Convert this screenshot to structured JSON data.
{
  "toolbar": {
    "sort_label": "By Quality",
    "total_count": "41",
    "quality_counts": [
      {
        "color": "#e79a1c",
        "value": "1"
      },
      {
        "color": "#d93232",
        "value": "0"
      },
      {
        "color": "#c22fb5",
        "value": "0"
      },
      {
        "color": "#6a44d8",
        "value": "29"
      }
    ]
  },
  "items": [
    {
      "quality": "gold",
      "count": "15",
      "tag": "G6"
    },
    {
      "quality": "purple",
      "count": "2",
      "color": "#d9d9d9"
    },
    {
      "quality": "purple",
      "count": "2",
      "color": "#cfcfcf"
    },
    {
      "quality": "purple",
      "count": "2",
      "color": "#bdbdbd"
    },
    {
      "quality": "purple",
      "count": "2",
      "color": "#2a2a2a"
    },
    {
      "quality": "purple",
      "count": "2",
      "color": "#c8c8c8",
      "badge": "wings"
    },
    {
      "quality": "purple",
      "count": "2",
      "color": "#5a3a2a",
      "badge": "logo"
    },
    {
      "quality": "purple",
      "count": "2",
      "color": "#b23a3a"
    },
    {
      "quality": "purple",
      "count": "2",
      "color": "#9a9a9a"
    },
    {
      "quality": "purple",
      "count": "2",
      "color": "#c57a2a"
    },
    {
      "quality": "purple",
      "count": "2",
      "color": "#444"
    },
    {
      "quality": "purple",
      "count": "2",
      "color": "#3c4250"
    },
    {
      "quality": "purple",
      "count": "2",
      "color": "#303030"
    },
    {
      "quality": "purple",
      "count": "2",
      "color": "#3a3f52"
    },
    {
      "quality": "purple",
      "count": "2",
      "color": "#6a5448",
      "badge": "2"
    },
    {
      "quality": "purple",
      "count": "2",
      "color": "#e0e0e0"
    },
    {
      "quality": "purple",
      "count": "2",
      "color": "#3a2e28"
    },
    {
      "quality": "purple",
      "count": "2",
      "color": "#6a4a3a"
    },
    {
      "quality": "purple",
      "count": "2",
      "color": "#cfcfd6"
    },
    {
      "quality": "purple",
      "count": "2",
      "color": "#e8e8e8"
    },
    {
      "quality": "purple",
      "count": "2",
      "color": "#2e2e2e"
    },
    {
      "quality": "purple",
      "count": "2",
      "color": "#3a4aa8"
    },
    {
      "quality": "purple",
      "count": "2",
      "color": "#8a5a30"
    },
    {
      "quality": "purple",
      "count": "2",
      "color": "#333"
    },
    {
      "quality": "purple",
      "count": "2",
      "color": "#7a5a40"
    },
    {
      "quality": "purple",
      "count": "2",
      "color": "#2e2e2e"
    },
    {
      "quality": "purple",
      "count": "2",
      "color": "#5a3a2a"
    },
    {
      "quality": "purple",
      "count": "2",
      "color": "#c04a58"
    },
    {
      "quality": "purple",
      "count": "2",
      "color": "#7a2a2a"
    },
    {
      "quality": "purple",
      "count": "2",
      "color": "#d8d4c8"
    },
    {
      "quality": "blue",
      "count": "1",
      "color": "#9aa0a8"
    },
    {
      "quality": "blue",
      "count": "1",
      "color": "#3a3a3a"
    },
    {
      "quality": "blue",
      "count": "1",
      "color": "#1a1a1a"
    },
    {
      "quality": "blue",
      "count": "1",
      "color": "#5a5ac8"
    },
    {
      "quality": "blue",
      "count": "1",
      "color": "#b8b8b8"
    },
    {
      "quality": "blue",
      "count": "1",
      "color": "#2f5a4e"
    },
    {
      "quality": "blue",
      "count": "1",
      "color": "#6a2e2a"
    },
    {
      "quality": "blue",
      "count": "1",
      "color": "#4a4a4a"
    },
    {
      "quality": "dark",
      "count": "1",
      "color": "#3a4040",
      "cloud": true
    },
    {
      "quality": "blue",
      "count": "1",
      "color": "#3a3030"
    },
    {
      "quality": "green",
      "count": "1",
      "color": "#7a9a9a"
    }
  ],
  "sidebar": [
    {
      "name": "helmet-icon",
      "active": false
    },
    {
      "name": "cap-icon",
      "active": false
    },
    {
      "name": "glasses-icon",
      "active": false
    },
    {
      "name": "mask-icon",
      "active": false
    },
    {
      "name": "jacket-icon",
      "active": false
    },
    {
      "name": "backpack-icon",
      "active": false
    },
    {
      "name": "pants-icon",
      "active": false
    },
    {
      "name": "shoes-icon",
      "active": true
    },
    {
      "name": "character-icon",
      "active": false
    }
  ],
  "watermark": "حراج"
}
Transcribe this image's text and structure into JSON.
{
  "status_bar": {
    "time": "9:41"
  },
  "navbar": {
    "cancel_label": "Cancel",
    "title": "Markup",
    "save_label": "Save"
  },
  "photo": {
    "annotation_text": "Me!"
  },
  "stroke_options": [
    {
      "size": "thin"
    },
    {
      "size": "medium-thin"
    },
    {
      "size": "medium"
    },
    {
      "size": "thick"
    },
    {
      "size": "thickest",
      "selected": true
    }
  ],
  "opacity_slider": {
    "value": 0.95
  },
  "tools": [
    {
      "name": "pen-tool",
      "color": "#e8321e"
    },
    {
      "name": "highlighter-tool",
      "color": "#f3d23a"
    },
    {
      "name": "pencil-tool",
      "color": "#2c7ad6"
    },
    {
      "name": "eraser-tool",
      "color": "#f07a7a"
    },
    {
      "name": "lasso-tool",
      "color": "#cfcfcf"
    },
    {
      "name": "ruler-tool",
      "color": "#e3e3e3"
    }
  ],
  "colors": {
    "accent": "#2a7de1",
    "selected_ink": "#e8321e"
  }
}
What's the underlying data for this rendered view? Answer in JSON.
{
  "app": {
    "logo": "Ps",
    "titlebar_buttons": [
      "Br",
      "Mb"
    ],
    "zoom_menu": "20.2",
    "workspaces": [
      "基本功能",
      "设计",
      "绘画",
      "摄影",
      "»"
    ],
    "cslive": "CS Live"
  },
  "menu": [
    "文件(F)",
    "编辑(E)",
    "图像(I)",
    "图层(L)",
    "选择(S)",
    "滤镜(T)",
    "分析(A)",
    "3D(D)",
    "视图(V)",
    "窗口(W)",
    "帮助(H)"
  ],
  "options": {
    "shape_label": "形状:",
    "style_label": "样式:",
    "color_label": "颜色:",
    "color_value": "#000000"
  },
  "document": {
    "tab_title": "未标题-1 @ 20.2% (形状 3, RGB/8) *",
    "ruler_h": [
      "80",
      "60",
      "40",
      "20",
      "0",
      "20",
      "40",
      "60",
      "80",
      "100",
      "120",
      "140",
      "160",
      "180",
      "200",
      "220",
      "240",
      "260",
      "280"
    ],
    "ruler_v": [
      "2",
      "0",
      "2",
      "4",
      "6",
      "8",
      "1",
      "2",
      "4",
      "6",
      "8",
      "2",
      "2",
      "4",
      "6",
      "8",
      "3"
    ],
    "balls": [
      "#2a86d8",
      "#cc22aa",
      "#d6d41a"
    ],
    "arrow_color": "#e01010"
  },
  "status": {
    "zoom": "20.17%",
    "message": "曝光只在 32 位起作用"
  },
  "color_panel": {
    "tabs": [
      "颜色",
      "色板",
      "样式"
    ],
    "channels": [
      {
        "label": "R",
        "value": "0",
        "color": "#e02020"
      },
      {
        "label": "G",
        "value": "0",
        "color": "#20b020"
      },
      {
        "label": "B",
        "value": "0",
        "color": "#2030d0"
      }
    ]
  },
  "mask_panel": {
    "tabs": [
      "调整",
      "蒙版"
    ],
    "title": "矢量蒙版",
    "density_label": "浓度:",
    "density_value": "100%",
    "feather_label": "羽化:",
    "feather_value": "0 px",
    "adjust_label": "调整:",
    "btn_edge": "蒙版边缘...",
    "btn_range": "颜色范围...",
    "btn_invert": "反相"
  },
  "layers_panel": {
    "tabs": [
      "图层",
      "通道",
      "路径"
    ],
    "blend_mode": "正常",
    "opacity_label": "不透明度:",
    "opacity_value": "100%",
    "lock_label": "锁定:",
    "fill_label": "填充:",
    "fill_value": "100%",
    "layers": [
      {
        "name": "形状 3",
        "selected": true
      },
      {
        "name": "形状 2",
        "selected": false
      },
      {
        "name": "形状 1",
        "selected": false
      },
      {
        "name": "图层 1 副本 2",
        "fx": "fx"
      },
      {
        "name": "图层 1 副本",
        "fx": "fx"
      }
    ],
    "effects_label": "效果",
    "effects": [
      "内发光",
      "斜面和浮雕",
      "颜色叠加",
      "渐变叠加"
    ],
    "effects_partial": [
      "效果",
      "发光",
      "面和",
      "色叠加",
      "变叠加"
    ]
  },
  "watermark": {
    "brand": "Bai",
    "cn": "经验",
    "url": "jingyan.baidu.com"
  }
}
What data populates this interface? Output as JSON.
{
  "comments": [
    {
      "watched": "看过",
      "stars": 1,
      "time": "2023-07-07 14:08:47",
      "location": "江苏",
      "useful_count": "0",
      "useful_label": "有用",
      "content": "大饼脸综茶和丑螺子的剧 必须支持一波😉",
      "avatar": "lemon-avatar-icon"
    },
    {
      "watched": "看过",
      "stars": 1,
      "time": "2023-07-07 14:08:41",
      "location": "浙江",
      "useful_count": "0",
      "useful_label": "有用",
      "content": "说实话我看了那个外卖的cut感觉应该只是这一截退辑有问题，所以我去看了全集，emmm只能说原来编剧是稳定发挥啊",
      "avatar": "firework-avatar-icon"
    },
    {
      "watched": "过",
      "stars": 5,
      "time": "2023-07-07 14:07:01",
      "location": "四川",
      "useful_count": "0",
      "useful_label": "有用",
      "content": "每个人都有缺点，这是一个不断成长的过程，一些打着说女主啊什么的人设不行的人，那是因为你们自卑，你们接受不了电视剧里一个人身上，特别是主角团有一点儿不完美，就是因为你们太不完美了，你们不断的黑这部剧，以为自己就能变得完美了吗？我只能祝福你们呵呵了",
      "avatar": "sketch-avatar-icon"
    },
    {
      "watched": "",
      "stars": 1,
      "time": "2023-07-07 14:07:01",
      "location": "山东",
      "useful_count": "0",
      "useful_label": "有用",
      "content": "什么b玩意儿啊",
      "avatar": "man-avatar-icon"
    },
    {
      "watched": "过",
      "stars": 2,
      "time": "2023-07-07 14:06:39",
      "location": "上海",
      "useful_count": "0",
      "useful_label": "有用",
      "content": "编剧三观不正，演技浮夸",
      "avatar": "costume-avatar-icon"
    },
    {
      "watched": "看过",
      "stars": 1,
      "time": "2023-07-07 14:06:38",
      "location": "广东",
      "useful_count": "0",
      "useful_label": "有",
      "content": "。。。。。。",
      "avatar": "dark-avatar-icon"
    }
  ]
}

▶ **DIRECTIVE**
Among the lines of the data above, count those holding "true" and state only the number.

▶ **FINAL RESULT**
4